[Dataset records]

────────────────

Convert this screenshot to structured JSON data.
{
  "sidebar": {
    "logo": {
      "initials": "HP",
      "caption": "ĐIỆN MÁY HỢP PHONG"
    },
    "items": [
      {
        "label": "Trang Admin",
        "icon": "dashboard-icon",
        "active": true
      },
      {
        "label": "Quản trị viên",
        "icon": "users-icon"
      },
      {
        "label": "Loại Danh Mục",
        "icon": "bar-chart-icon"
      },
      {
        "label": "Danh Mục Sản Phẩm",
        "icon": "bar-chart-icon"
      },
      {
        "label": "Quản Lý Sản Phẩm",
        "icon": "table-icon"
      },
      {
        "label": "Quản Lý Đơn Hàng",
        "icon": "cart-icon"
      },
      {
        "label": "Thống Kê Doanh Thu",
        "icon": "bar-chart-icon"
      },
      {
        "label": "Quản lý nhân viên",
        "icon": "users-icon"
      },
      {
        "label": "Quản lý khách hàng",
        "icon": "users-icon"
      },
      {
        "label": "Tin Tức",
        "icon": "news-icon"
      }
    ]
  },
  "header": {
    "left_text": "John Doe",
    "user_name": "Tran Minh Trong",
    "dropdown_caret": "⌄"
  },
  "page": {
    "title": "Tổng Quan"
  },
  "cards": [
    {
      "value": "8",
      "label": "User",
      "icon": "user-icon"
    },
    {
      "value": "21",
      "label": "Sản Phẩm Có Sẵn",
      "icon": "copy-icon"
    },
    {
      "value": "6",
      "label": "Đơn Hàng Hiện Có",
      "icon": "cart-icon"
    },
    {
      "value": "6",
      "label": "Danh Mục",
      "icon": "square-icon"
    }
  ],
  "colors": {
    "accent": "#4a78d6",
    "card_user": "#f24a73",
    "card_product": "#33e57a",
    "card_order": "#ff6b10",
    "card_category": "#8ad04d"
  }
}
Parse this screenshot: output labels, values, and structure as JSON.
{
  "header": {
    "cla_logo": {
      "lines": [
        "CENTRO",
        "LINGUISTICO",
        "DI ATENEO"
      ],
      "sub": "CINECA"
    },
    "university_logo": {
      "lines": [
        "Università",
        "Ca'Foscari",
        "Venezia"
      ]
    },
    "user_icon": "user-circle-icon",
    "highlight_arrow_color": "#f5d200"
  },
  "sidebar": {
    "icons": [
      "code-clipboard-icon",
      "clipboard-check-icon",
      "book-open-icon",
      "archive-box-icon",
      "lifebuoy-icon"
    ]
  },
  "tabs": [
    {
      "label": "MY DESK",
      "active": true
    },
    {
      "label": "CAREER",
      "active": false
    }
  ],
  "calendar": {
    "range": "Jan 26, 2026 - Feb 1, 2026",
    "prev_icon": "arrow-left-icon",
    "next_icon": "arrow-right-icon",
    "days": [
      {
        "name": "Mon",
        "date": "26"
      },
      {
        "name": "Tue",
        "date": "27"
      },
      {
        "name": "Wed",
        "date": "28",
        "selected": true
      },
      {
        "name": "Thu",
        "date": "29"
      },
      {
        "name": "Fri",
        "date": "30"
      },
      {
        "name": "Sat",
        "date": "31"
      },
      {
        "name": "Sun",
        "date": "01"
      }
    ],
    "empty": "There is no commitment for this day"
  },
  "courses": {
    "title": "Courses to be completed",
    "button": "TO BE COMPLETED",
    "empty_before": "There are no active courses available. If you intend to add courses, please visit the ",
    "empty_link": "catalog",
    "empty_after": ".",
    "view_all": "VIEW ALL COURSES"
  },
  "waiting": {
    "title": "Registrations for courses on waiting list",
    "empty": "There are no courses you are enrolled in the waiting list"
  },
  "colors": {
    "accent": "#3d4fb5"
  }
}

────────────────

§ **Task objective**
Read the data above and pull out each line that holds the string "screenshot".

§ **Expected answer**
Convert this screenshot to structured JSON data.
Parse this screenshot: output labels, values, and structure as JSON.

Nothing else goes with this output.